* [WHAT YOU SHOULD DO] Say how many lines in the data below contain the word "relative", and give no other text.

* [DATASET EXTRACT]
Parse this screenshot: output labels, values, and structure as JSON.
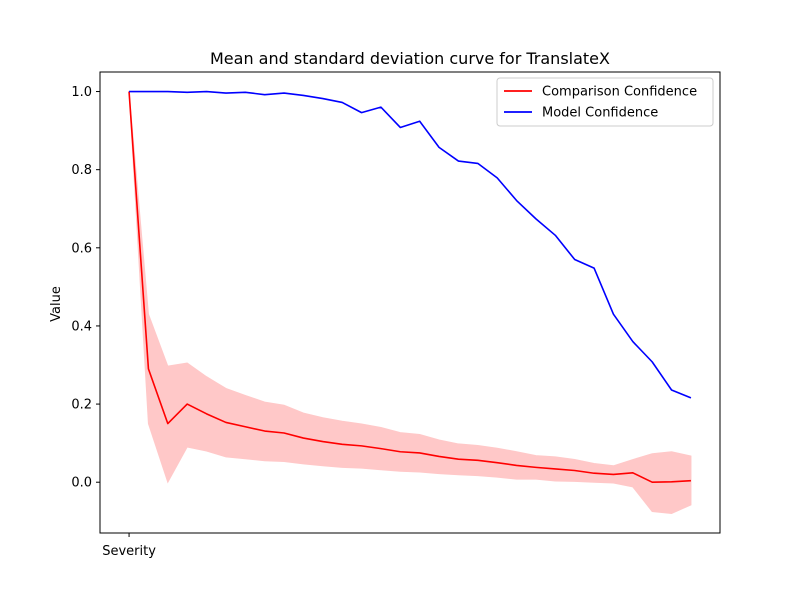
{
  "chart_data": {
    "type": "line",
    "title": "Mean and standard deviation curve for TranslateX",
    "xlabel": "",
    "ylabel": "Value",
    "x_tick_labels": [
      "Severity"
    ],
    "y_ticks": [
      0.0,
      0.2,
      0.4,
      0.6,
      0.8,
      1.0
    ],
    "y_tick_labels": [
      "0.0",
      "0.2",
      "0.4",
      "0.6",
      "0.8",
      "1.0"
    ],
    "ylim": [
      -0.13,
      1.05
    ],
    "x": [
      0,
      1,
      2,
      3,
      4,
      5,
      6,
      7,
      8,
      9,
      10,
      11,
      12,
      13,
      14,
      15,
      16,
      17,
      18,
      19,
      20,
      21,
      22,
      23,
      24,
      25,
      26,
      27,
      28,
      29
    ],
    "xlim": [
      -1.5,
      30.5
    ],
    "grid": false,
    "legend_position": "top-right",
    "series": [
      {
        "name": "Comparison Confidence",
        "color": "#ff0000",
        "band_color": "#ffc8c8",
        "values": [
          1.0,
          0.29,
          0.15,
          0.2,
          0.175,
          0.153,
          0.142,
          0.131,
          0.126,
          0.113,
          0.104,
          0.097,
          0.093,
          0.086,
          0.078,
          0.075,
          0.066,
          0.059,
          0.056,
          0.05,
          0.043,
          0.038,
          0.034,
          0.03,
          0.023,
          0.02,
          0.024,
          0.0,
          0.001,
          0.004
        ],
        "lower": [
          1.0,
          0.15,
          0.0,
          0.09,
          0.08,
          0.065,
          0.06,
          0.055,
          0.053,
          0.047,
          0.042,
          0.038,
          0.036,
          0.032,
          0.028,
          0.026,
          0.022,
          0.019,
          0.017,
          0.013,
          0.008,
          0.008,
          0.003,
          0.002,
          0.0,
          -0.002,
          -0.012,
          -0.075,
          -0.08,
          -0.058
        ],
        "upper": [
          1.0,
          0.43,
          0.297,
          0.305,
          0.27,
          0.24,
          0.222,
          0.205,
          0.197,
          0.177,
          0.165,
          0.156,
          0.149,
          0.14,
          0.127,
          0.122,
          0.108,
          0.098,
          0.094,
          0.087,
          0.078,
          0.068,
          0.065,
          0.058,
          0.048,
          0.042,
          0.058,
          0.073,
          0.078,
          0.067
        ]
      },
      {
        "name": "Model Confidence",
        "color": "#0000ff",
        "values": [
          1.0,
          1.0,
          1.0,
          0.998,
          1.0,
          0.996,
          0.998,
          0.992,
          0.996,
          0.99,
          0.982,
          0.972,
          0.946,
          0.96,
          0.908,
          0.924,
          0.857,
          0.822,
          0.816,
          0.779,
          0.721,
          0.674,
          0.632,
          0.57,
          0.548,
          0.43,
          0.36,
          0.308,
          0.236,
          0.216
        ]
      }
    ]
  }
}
--
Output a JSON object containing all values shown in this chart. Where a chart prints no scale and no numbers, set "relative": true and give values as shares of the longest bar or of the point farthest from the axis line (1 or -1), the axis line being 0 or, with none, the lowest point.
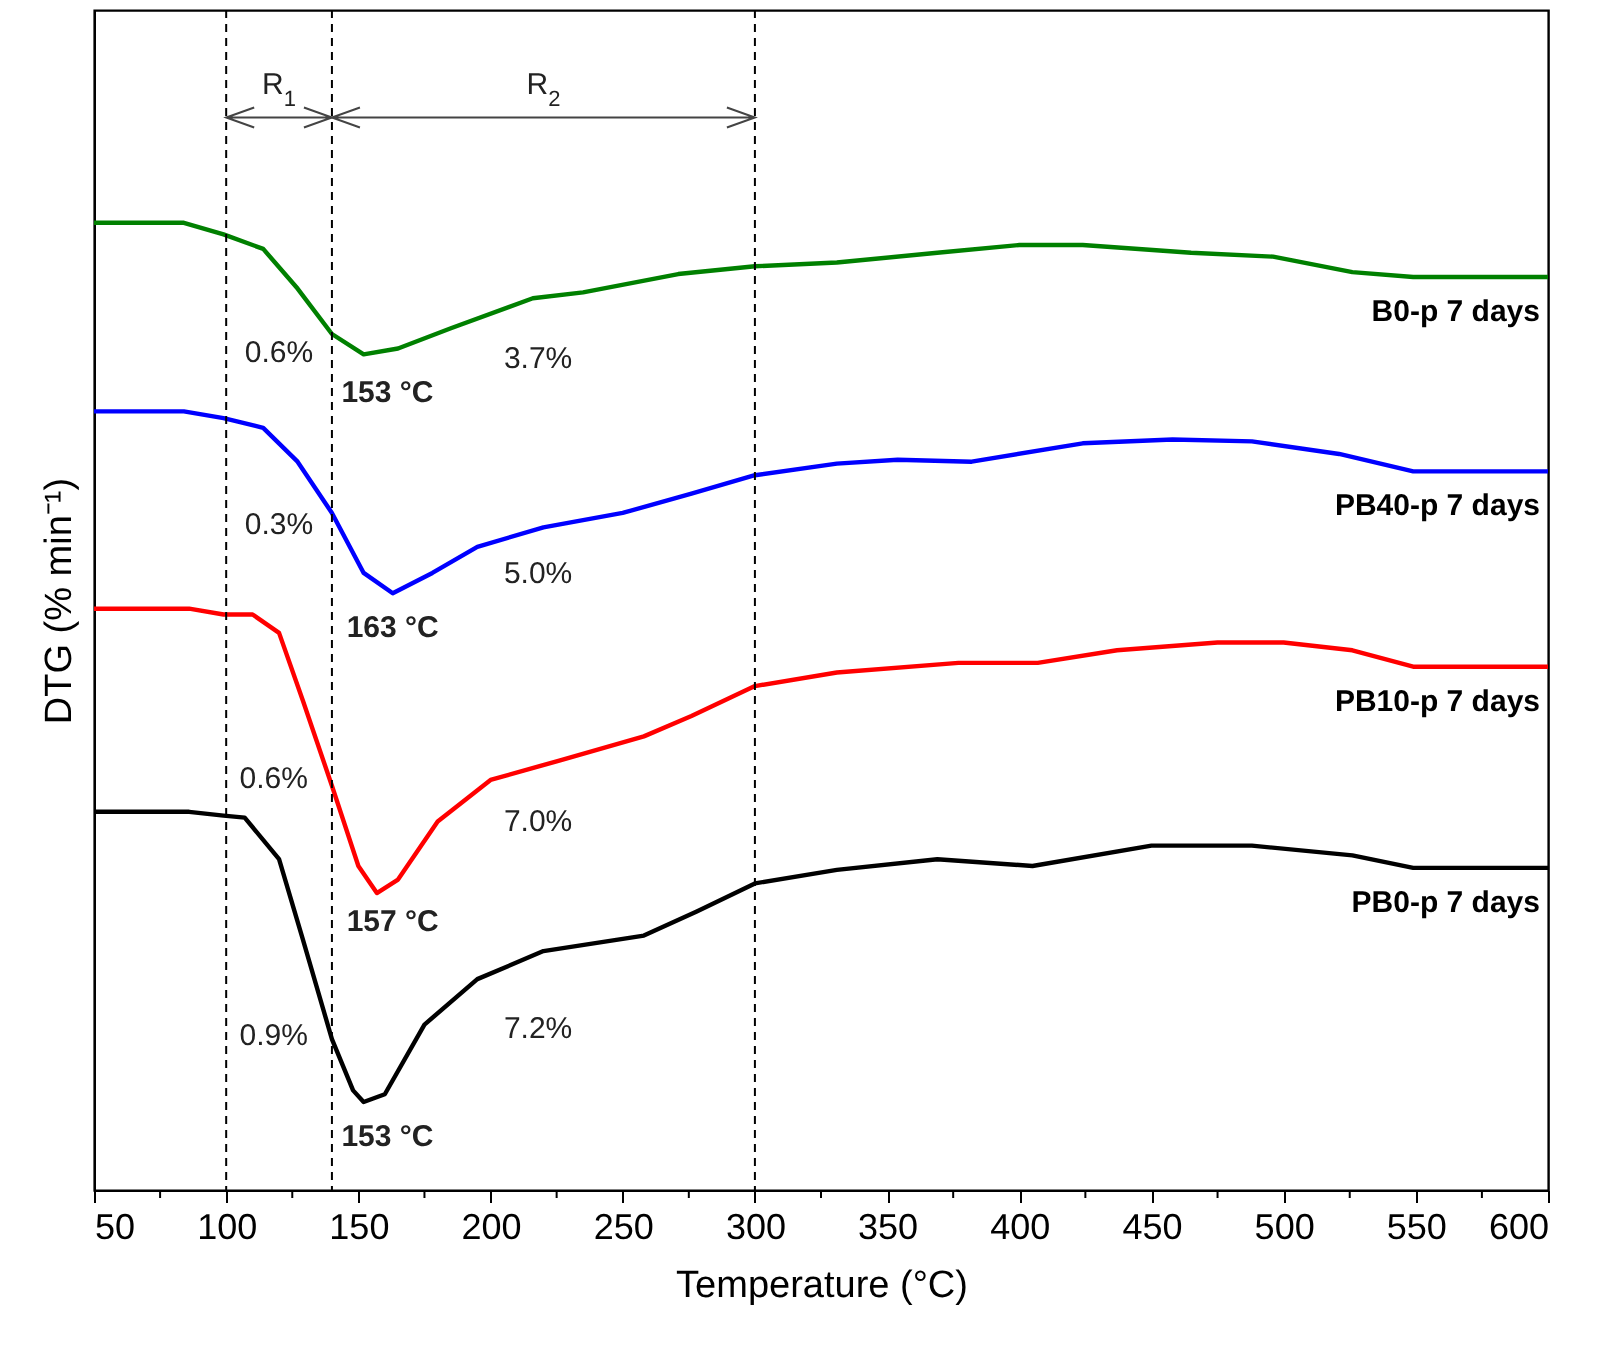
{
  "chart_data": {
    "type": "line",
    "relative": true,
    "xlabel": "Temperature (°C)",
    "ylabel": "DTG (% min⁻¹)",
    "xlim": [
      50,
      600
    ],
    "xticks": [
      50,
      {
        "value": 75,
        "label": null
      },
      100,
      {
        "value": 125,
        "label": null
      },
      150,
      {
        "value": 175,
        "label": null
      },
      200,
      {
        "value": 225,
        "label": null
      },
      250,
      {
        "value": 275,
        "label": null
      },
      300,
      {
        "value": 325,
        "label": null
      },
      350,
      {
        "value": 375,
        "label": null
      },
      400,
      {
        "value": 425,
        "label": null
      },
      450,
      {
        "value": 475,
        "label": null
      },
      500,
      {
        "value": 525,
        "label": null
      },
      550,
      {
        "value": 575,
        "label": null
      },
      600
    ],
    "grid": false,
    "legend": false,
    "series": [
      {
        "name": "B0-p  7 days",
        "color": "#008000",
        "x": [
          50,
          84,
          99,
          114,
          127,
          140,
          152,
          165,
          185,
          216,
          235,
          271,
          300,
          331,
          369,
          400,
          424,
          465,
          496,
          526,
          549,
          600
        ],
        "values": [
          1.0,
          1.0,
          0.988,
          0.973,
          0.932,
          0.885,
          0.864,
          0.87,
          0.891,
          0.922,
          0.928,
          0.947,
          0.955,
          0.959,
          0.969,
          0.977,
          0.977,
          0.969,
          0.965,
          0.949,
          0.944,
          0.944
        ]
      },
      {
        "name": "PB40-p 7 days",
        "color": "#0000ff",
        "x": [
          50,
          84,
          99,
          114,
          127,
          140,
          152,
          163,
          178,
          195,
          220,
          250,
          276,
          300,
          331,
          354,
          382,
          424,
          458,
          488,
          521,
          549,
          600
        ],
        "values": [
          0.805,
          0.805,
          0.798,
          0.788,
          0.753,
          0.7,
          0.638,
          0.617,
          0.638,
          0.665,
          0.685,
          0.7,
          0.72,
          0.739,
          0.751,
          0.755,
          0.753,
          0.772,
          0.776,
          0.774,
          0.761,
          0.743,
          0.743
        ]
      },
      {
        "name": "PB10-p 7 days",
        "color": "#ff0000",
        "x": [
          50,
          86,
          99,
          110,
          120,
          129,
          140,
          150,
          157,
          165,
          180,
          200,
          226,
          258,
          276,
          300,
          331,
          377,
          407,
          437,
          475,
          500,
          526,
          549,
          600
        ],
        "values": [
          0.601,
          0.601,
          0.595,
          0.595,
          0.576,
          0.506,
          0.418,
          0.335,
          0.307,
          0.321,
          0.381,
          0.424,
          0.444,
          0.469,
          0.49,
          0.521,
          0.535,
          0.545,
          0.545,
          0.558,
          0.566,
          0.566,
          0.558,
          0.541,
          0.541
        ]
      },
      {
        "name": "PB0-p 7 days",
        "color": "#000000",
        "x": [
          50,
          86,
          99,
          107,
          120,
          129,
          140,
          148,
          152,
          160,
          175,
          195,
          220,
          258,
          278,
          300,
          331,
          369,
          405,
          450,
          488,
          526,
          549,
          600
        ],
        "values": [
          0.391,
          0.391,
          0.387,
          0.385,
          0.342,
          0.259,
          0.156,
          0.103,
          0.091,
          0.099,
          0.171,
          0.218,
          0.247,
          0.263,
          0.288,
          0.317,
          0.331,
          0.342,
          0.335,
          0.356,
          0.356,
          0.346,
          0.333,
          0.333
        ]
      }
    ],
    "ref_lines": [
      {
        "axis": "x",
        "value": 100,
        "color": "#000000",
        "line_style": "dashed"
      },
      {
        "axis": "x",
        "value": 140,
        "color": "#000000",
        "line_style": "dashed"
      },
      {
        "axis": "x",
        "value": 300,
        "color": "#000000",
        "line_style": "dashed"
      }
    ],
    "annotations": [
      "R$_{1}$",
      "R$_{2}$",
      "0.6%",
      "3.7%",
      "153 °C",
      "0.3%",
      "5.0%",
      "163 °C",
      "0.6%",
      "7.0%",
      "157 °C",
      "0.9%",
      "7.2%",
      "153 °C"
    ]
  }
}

* [COMPLETED EXERCISE] 2